• **GIVEN TASK**: Go through the data below and copy it exactly, skipping every picture.

• **RECORDED INFORMATION**:
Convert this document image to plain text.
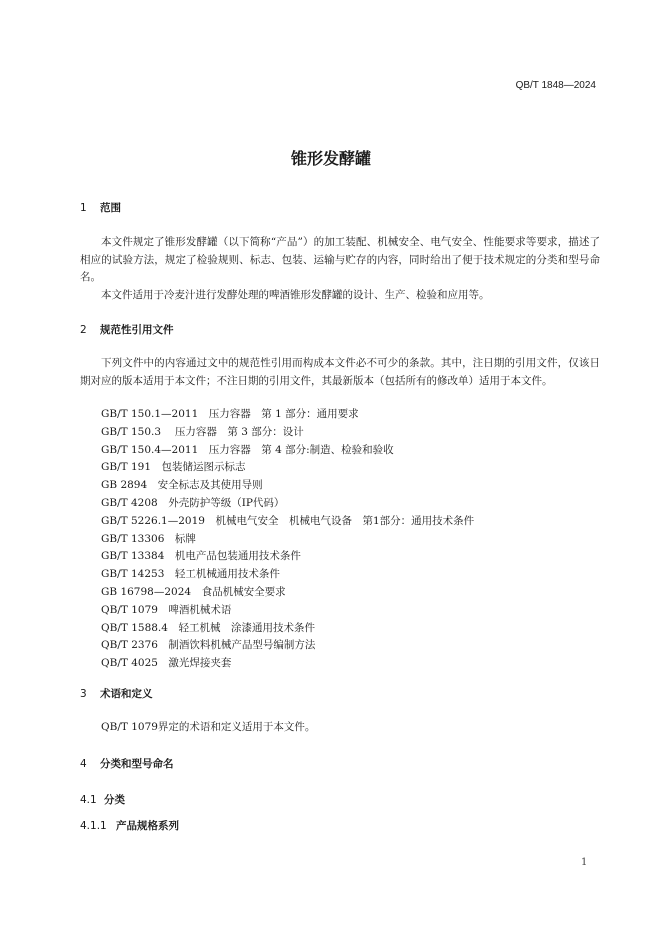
QB/T 1848—2024
锥形发酵罐
1 范围

本文件规定了锥形发酵罐（以下简称“产品”）的加工装配、机械安全、电气安全、性能要求等要求，描述了相应的试验方法，规定了检验规则、标志、包装、运输与贮存的内容，同时给出了便于技术规定的分类和型号命名。

本文件适用于冷麦汁进行发酵处理的啤酒锥形发酵罐的设计、生产、检验和应用等。

2 规范性引用文件

下列文件中的内容通过文中的规范性引用而构成本文件必不可少的条款。其中，注日期的引用文件，仅该日期对应的版本适用于本文件；不注日期的引用文件，其最新版本（包括所有的修改单）适用于本文件。

GB/T 150.1—2011　压力容器　第 1 部分：通用要求
GB/T 150.3　 压力容器　第 3 部分：设计
GB/T 150.4—2011　压力容器　第 4 部分:制造、检验和验收
GB/T 191　包装储运图示标志
GB 2894　安全标志及其使用导则
GB/T 4208　外壳防护等级（IP代码）
GB/T 5226.1—2019　机械电气安全　机械电气设备　第1部分：通用技术条件
GB/T 13306　标牌
GB/T 13384　机电产品包装通用技术条件
GB/T 14253　轻工机械通用技术条件
GB 16798—2024　食品机械安全要求
QB/T 1079　啤酒机械术语
QB/T 1588.4　轻工机械　涂漆通用技术条件
QB/T 2376　制酒饮料机械产品型号编制方法
QB/T 4025　激光焊接夹套
3 术语和定义

QB/T 1079界定的术语和定义适用于本文件。

4 分类和型号命名
4.1 分类
4.1.1 产品规格系列
1
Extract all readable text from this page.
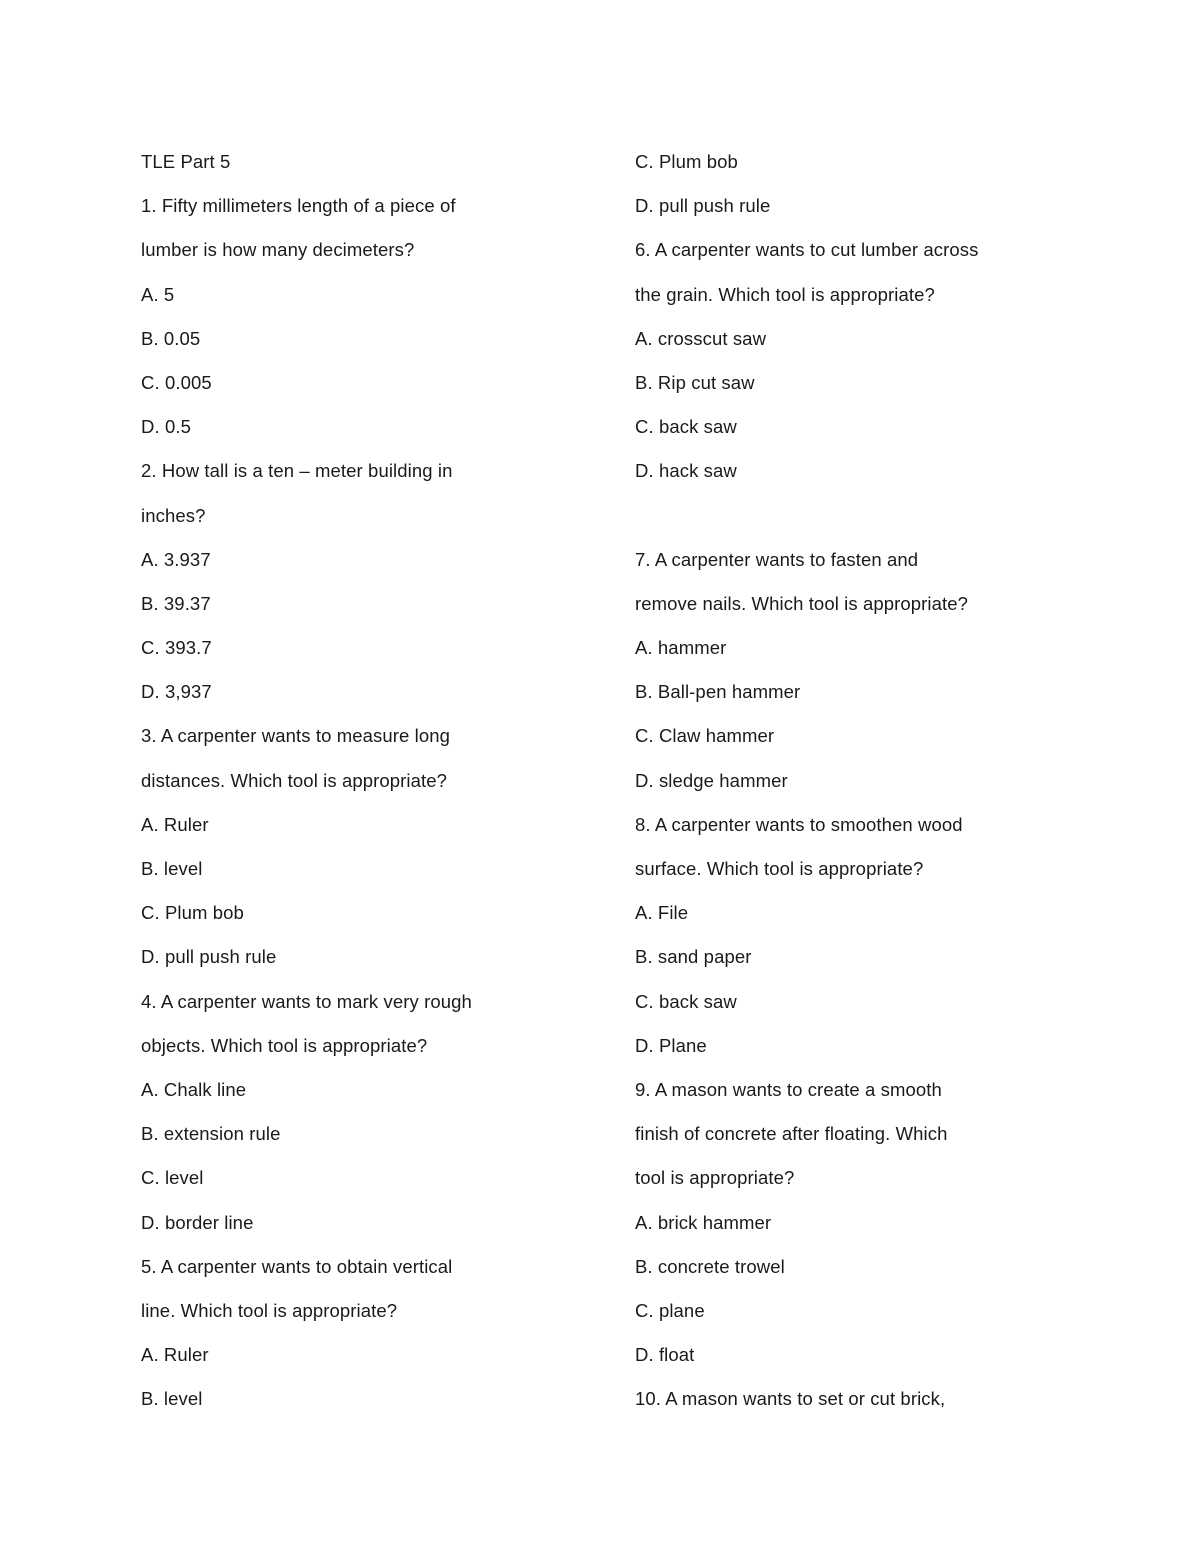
TLE Part 5
1. Fifty millimeters length of a piece of
lumber is how many decimeters?
A. 5
B. 0.05
C. 0.005
D. 0.5
2. How tall is a ten – meter building in
inches?
A. 3.937
B. 39.37
C. 393.7
D. 3,937
3. A carpenter wants to measure long
distances. Which tool is appropriate?
A. Ruler
B. level
C. Plum bob
D. pull push rule
4. A carpenter wants to mark very rough
objects. Which tool is appropriate?
A. Chalk line
B. extension rule
C. level
D. border line
5. A carpenter wants to obtain vertical
line. Which tool is appropriate?
A. Ruler
B. level
C. Plum bob
D. pull push rule
6. A carpenter wants to cut lumber across
the grain. Which tool is appropriate?
A. crosscut saw
B. Rip cut saw
C. back saw
D. hack saw
7. A carpenter wants to fasten and
remove nails. Which tool is appropriate?
A. hammer
B. Ball-pen hammer
C. Claw hammer
D. sledge hammer
8. A carpenter wants to smoothen wood
surface. Which tool is appropriate?
A. File
B. sand paper
C. back saw
D. Plane
9. A mason wants to create a smooth
finish of concrete after floating. Which
tool is appropriate?
A. brick hammer
B. concrete trowel
C. plane
D. float
10. A mason wants to set or cut brick,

• **THE RESULT**:
Convert this document image to plain text.
QB/T 1848—2024
锥形发酵罐
1 范围

本文件规定了锥形发酵罐（以下简称“产品”）的加工装配、机械安全、电气安全、性能要求等要求，描述了相应的试验方法，规定了检验规则、标志、包装、运输与贮存的内容，同时给出了便于技术规定的分类和型号命名。

本文件适用于冷麦汁进行发酵处理的啤酒锥形发酵罐的设计、生产、检验和应用等。

2 规范性引用文件

下列文件中的内容通过文中的规范性引用而构成本文件必不可少的条款。其中，注日期的引用文件，仅该日期对应的版本适用于本文件；不注日期的引用文件，其最新版本（包括所有的修改单）适用于本文件。

GB/T 150.1—2011　压力容器　第 1 部分：通用要求
GB/T 150.3　 压力容器　第 3 部分：设计
GB/T 150.4—2011　压力容器　第 4 部分:制造、检验和验收
GB/T 191　包装储运图示标志
GB 2894　安全标志及其使用导则
GB/T 4208　外壳防护等级（IP代码）
GB/T 5226.1—2019　机械电气安全　机械电气设备　第1部分：通用技术条件
GB/T 13306　标牌
GB/T 13384　机电产品包装通用技术条件
GB/T 14253　轻工机械通用技术条件
GB 16798—2024　食品机械安全要求
QB/T 1079　啤酒机械术语
QB/T 1588.4　轻工机械　涂漆通用技术条件
QB/T 2376　制酒饮料机械产品型号编制方法
QB/T 4025　激光焊接夹套
3 术语和定义

QB/T 1079界定的术语和定义适用于本文件。

4 分类和型号命名
4.1 分类
4.1.1 产品规格系列
1
Extract all readable text from this page.
TLE Part 5
1. Fifty millimeters length of a piece of
lumber is how many decimeters?
A. 5
B. 0.05
C. 0.005
D. 0.5
2. How tall is a ten – meter building in
inches?
A. 3.937
B. 39.37
C. 393.7
D. 3,937
3. A carpenter wants to measure long
distances. Which tool is appropriate?
A. Ruler
B. level
C. Plum bob
D. pull push rule
4. A carpenter wants to mark very rough
objects. Which tool is appropriate?
A. Chalk line
B. extension rule
C. level
D. border line
5. A carpenter wants to obtain vertical
line. Which tool is appropriate?
A. Ruler
B. level
C. Plum bob
D. pull push rule
6. A carpenter wants to cut lumber across
the grain. Which tool is appropriate?
A. crosscut saw
B. Rip cut saw
C. back saw
D. hack saw
7. A carpenter wants to fasten and
remove nails. Which tool is appropriate?
A. hammer
B. Ball-pen hammer
C. Claw hammer
D. sledge hammer
8. A carpenter wants to smoothen wood
surface. Which tool is appropriate?
A. File
B. sand paper
C. back saw
D. Plane
9. A mason wants to create a smooth
finish of concrete after floating. Which
tool is appropriate?
A. brick hammer
B. concrete trowel
C. plane
D. float
10. A mason wants to set or cut brick,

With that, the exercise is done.